What is required —
Filter the lines below, copying only those with the string "Stage".

[Figure content listings]
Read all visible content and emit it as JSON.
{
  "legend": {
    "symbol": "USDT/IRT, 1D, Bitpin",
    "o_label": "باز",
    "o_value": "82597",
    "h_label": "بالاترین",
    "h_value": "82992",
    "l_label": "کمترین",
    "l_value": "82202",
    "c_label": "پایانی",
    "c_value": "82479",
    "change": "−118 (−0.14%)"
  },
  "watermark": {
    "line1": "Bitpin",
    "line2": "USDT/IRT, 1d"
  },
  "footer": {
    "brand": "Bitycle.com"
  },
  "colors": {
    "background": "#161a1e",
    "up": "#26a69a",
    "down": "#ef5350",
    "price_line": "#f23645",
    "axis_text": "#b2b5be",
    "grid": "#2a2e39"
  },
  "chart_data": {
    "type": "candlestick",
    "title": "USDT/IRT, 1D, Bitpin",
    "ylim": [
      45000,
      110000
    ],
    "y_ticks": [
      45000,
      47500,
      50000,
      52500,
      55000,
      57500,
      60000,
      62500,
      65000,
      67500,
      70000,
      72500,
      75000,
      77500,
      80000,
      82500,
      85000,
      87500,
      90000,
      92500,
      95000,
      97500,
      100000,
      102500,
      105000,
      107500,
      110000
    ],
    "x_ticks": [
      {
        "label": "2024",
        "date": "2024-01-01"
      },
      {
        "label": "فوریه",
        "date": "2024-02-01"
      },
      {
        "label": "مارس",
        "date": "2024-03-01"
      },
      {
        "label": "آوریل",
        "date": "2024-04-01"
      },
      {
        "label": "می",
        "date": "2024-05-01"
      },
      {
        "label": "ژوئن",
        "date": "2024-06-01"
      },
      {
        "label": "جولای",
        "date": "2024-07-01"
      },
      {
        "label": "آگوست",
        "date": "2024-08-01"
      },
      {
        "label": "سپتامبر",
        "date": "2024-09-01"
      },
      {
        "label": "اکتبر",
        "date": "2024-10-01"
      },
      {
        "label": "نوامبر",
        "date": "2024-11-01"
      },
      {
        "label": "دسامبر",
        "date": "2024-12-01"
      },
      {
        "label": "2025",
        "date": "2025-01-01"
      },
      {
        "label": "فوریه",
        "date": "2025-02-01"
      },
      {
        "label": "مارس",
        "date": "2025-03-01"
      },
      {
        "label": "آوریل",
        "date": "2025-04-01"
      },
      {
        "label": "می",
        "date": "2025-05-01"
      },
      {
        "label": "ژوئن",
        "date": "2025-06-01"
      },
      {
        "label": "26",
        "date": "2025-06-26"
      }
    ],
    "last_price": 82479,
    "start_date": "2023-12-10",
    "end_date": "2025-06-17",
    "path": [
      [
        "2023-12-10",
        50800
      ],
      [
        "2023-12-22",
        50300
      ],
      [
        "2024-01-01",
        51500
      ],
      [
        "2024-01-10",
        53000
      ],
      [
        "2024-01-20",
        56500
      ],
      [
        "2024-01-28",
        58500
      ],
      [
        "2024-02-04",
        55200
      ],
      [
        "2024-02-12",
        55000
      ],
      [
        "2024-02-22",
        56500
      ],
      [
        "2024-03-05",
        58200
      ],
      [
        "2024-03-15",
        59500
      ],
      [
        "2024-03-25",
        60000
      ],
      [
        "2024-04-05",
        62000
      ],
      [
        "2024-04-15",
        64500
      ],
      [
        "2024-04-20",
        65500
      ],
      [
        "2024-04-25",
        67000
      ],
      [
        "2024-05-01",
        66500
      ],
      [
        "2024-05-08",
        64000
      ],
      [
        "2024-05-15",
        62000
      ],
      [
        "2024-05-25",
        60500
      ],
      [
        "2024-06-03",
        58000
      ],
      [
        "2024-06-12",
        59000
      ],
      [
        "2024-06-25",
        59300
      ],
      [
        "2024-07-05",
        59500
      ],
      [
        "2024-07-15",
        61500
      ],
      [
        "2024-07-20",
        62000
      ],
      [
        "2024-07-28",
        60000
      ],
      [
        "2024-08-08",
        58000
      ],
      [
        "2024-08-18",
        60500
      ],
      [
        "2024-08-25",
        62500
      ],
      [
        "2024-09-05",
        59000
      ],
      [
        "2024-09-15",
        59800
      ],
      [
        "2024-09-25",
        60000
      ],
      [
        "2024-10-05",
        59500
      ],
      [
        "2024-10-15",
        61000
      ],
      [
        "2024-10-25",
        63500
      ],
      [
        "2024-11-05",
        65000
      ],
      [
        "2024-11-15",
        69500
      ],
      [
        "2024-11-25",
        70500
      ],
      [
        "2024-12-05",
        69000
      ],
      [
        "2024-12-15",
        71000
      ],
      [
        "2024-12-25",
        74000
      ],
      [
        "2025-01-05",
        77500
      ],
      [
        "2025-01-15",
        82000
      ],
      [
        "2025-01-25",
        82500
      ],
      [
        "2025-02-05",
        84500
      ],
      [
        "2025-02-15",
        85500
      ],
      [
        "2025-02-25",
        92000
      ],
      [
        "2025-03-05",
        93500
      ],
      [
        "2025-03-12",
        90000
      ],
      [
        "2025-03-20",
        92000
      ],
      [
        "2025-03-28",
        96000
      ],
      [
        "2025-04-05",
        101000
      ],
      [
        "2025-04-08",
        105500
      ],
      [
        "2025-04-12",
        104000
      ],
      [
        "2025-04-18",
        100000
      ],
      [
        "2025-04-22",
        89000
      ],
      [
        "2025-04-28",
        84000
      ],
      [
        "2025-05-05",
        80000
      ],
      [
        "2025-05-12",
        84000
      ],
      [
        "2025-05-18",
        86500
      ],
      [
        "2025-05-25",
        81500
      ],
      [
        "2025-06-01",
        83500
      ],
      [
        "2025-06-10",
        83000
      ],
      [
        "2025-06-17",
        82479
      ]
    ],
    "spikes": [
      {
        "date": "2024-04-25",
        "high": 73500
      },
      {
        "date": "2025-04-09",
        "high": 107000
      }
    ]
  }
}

--

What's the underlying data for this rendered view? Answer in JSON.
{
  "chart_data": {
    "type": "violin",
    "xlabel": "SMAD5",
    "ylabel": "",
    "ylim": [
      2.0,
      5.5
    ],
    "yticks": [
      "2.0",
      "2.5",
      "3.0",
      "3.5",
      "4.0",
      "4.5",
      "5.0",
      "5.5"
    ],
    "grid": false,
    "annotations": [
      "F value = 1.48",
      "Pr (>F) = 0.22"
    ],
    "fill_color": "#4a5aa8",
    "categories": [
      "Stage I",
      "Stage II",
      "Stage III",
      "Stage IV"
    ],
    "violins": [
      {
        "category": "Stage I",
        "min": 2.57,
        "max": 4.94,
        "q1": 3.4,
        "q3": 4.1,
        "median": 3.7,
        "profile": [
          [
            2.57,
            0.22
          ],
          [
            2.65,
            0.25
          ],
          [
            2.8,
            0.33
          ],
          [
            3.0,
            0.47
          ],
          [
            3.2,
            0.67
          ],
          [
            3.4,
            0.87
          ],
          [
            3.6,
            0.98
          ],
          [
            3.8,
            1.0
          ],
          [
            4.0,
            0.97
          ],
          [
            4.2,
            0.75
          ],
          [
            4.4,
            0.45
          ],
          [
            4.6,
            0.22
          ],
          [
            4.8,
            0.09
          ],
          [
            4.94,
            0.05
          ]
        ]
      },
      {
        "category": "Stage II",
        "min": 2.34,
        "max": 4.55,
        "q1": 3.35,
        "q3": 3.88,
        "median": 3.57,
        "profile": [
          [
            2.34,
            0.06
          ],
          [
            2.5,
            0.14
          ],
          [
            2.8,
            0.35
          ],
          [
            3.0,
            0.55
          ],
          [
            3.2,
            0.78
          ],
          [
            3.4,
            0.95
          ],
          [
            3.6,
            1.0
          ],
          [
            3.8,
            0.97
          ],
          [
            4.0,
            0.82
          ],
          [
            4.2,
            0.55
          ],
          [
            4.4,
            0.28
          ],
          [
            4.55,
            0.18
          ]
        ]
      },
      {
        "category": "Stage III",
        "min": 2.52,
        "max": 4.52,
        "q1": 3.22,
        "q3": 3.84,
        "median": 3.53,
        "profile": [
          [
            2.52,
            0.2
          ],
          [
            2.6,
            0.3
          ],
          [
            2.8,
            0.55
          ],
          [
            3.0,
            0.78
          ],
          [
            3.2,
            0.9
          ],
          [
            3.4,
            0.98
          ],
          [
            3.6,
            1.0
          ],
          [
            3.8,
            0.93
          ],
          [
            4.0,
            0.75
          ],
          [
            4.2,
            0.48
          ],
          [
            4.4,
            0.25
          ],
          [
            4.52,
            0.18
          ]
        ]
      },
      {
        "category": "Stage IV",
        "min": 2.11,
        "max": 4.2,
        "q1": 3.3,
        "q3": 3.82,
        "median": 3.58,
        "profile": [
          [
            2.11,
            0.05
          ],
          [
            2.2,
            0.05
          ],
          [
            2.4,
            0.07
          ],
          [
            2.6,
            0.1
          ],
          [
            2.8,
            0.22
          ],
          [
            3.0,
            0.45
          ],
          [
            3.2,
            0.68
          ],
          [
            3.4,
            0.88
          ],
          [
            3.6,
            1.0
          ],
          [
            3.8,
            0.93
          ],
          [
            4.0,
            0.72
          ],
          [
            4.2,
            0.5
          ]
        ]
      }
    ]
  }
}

---

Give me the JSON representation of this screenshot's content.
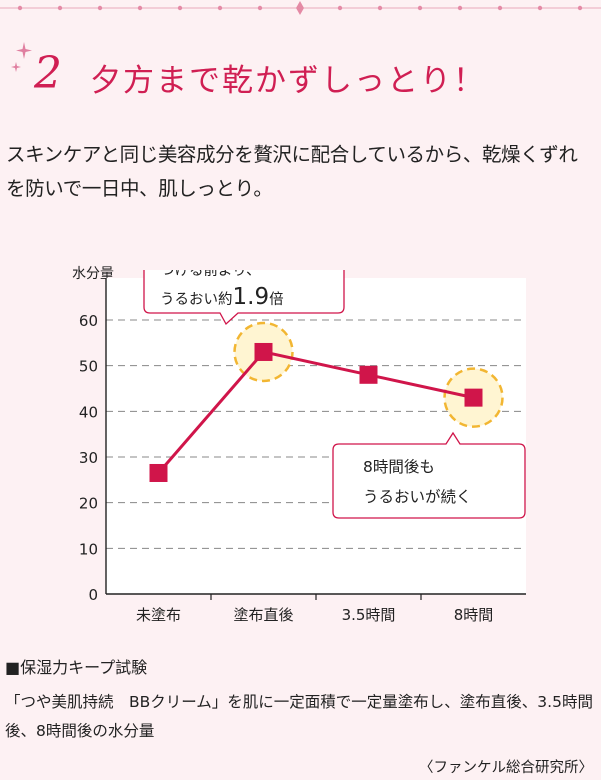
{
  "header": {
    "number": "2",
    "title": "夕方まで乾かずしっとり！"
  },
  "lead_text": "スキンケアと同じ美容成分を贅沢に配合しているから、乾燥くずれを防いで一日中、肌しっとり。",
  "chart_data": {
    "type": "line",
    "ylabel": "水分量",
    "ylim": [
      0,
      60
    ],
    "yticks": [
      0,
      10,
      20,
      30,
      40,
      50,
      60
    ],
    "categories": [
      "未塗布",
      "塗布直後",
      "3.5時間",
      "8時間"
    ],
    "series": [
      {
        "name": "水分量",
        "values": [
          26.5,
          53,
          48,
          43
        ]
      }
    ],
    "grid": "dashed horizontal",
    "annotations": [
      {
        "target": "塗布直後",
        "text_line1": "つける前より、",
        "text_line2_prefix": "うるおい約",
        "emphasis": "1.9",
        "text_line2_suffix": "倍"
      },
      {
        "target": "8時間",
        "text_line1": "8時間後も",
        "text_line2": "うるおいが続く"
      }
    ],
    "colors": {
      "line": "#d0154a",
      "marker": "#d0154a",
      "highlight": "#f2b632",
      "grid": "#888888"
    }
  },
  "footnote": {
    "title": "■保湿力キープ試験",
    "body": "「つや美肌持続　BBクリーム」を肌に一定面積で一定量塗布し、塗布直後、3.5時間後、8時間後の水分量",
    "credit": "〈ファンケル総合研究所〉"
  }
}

Solved problem —
      "Stage I",
      "Stage II",
      "Stage III",
      "Stage IV"
        "category": "Stage I",
        "category": "Stage II",
        "category": "Stage III",
        "category": "Stage IV",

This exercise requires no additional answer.